Data to use ::
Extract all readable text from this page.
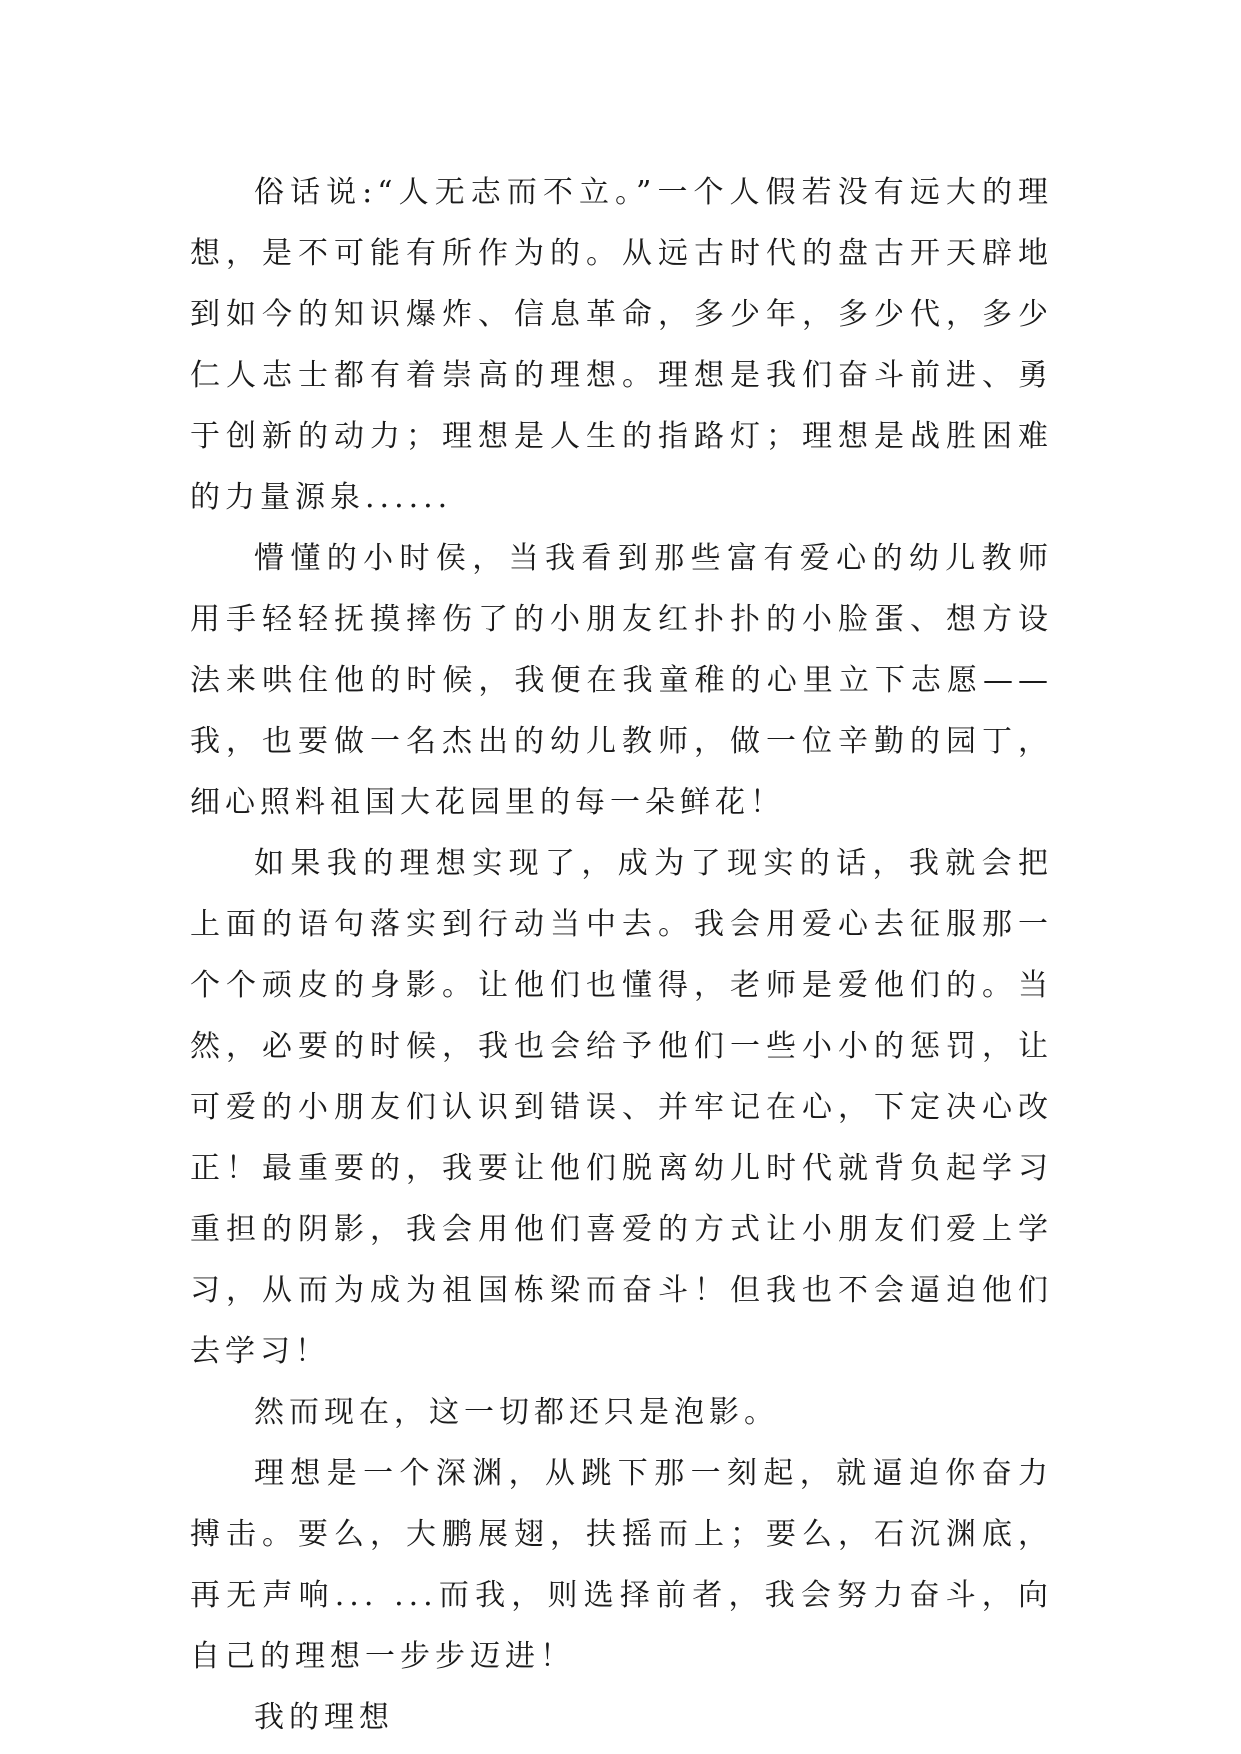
俗话说:“人无志而不立。”一个人假若没有远大的理想，是不可能有所作为的。从远古时代的盘古开天辟地到如今的知识爆炸、信息革命，多少年，多少代，多少仁人志士都有着崇高的理想。理想是我们奋斗前进、勇于创新的动力；理想是人生的指路灯；理想是战胜困难的力量源泉......

懵懂的小时侯，当我看到那些富有爱心的幼儿教师用手轻轻抚摸摔伤了的小朋友红扑扑的小脸蛋、想方设法来哄住他的时候，我便在我童稚的心里立下志愿——我，也要做一名杰出的幼儿教师，做一位辛勤的园丁，细心照料祖国大花园里的每一朵鲜花！

如果我的理想实现了，成为了现实的话，我就会把上面的语句落实到行动当中去。我会用爱心去征服那一个个顽皮的身影。让他们也懂得，老师是爱他们的。当然，必要的时候，我也会给予他们一些小小的惩罚，让可爱的小朋友们认识到错误、并牢记在心，下定决心改正！最重要的，我要让他们脱离幼儿时代就背负起学习重担的阴影，我会用他们喜爱的方式让小朋友们爱上学习，从而为成为祖国栋梁而奋斗！但我也不会逼迫他们去学习！

然而现在，这一切都还只是泡影。

理想是一个深渊，从跳下那一刻起，就逼迫你奋力搏击。要么，大鹏展翅，扶摇而上；要么，石沉渊底，再无声响... ...而我，则选择前者，我会努力奋斗，向自己的理想一步步迈进！

我的理想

Exercise objective :: Each entry shown above must be quoted exactly, with its pictures left out.

Final result ::
Extract all readable text from this page.
俗话说:“人无志而不立。”一个人假若没有远大的理想，是不可能有所作为的。从远古时代的盘古开天辟地到如今的知识爆炸、信息革命，多少年，多少代，多少仁人志士都有着崇高的理想。理想是我们奋斗前进、勇于创新的动力；理想是人生的指路灯；理想是战胜困难的力量源泉......

懵懂的小时侯，当我看到那些富有爱心的幼儿教师用手轻轻抚摸摔伤了的小朋友红扑扑的小脸蛋、想方设法来哄住他的时候，我便在我童稚的心里立下志愿——我，也要做一名杰出的幼儿教师，做一位辛勤的园丁，细心照料祖国大花园里的每一朵鲜花！

如果我的理想实现了，成为了现实的话，我就会把上面的语句落实到行动当中去。我会用爱心去征服那一个个顽皮的身影。让他们也懂得，老师是爱他们的。当然，必要的时候，我也会给予他们一些小小的惩罚，让可爱的小朋友们认识到错误、并牢记在心，下定决心改正！最重要的，我要让他们脱离幼儿时代就背负起学习重担的阴影，我会用他们喜爱的方式让小朋友们爱上学习，从而为成为祖国栋梁而奋斗！但我也不会逼迫他们去学习！

然而现在，这一切都还只是泡影。

理想是一个深渊，从跳下那一刻起，就逼迫你奋力搏击。要么，大鹏展翅，扶摇而上；要么，石沉渊底，再无声响... ...而我，则选择前者，我会努力奋斗，向自己的理想一步步迈进！

我的理想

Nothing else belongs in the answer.